= EXCERPTED DATA =
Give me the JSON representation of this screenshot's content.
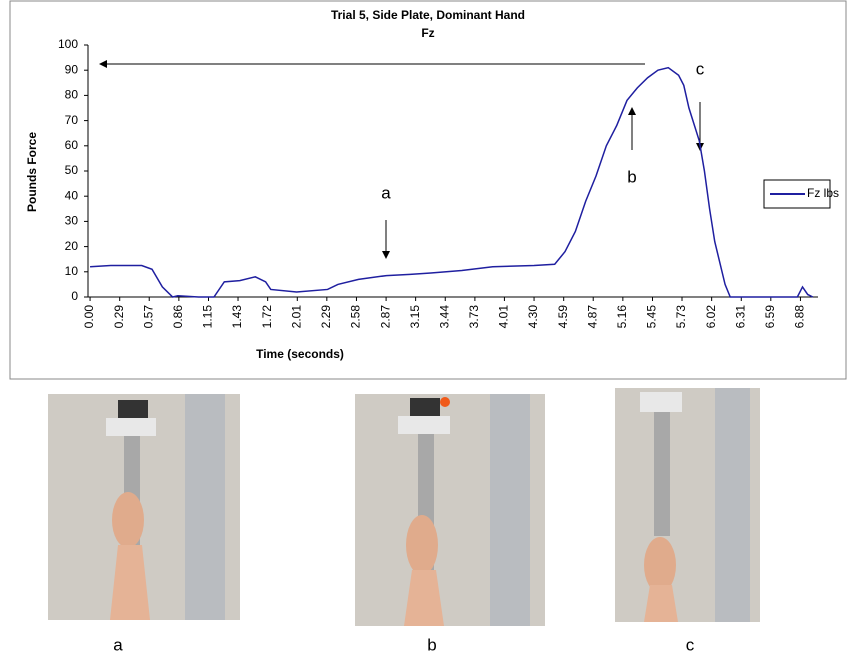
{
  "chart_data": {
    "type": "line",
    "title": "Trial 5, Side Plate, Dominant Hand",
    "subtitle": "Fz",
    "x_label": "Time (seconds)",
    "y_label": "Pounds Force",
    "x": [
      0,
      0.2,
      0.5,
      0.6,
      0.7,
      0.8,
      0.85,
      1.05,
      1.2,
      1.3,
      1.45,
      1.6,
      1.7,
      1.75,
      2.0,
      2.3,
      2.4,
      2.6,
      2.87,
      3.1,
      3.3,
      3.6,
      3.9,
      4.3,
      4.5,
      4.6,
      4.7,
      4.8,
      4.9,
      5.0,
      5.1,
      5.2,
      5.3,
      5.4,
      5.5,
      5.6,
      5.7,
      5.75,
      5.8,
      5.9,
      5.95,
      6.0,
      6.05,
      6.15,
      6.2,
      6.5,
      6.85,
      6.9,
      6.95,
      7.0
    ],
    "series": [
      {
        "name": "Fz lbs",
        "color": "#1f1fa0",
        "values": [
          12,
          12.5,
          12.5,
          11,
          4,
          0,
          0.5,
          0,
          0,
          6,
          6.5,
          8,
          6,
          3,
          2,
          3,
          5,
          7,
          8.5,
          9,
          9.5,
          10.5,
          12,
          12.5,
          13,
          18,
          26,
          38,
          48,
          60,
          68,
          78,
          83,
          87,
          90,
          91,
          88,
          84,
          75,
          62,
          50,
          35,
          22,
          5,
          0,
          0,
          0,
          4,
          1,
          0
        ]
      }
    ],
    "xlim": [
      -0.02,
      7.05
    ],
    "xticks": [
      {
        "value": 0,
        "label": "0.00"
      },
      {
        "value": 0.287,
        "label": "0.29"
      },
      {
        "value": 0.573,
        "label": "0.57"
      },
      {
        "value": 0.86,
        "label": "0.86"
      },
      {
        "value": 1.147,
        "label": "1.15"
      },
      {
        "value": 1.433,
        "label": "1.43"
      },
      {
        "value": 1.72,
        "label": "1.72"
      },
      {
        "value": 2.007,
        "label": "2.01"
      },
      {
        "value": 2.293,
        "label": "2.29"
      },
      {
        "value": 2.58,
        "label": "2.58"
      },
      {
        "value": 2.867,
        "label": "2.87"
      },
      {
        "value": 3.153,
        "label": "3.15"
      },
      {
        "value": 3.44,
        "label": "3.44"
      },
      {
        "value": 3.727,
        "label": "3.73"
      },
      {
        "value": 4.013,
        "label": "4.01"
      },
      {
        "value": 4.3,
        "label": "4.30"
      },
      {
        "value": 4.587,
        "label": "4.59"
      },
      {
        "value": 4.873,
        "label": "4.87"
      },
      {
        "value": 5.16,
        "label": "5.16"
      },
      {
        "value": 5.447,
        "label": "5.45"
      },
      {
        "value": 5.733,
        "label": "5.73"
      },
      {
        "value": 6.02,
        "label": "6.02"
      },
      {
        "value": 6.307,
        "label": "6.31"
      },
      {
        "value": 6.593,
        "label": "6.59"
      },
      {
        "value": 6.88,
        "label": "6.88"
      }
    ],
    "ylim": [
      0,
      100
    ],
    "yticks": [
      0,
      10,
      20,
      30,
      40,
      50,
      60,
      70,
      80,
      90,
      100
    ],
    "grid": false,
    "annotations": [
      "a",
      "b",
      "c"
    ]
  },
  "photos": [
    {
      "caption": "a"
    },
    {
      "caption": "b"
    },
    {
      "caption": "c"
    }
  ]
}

= REQUIRED TASK =
Reproduce the full listing above verbatim, with no pictures included.

= EXERCISE RESULT =
Give me the JSON representation of this screenshot's content.
{
  "chart_data": {
    "type": "line",
    "title": "Trial 5, Side Plate, Dominant Hand",
    "subtitle": "Fz",
    "x_label": "Time (seconds)",
    "y_label": "Pounds Force",
    "x": [
      0,
      0.2,
      0.5,
      0.6,
      0.7,
      0.8,
      0.85,
      1.05,
      1.2,
      1.3,
      1.45,
      1.6,
      1.7,
      1.75,
      2.0,
      2.3,
      2.4,
      2.6,
      2.87,
      3.1,
      3.3,
      3.6,
      3.9,
      4.3,
      4.5,
      4.6,
      4.7,
      4.8,
      4.9,
      5.0,
      5.1,
      5.2,
      5.3,
      5.4,
      5.5,
      5.6,
      5.7,
      5.75,
      5.8,
      5.9,
      5.95,
      6.0,
      6.05,
      6.15,
      6.2,
      6.5,
      6.85,
      6.9,
      6.95,
      7.0
    ],
    "series": [
      {
        "name": "Fz lbs",
        "color": "#1f1fa0",
        "values": [
          12,
          12.5,
          12.5,
          11,
          4,
          0,
          0.5,
          0,
          0,
          6,
          6.5,
          8,
          6,
          3,
          2,
          3,
          5,
          7,
          8.5,
          9,
          9.5,
          10.5,
          12,
          12.5,
          13,
          18,
          26,
          38,
          48,
          60,
          68,
          78,
          83,
          87,
          90,
          91,
          88,
          84,
          75,
          62,
          50,
          35,
          22,
          5,
          0,
          0,
          0,
          4,
          1,
          0
        ]
      }
    ],
    "xlim": [
      -0.02,
      7.05
    ],
    "xticks": [
      {
        "value": 0,
        "label": "0.00"
      },
      {
        "value": 0.287,
        "label": "0.29"
      },
      {
        "value": 0.573,
        "label": "0.57"
      },
      {
        "value": 0.86,
        "label": "0.86"
      },
      {
        "value": 1.147,
        "label": "1.15"
      },
      {
        "value": 1.433,
        "label": "1.43"
      },
      {
        "value": 1.72,
        "label": "1.72"
      },
      {
        "value": 2.007,
        "label": "2.01"
      },
      {
        "value": 2.293,
        "label": "2.29"
      },
      {
        "value": 2.58,
        "label": "2.58"
      },
      {
        "value": 2.867,
        "label": "2.87"
      },
      {
        "value": 3.153,
        "label": "3.15"
      },
      {
        "value": 3.44,
        "label": "3.44"
      },
      {
        "value": 3.727,
        "label": "3.73"
      },
      {
        "value": 4.013,
        "label": "4.01"
      },
      {
        "value": 4.3,
        "label": "4.30"
      },
      {
        "value": 4.587,
        "label": "4.59"
      },
      {
        "value": 4.873,
        "label": "4.87"
      },
      {
        "value": 5.16,
        "label": "5.16"
      },
      {
        "value": 5.447,
        "label": "5.45"
      },
      {
        "value": 5.733,
        "label": "5.73"
      },
      {
        "value": 6.02,
        "label": "6.02"
      },
      {
        "value": 6.307,
        "label": "6.31"
      },
      {
        "value": 6.593,
        "label": "6.59"
      },
      {
        "value": 6.88,
        "label": "6.88"
      }
    ],
    "ylim": [
      0,
      100
    ],
    "yticks": [
      0,
      10,
      20,
      30,
      40,
      50,
      60,
      70,
      80,
      90,
      100
    ],
    "grid": false,
    "annotations": [
      "a",
      "b",
      "c"
    ]
  },
  "photos": [
    {
      "caption": "a"
    },
    {
      "caption": "b"
    },
    {
      "caption": "c"
    }
  ]
}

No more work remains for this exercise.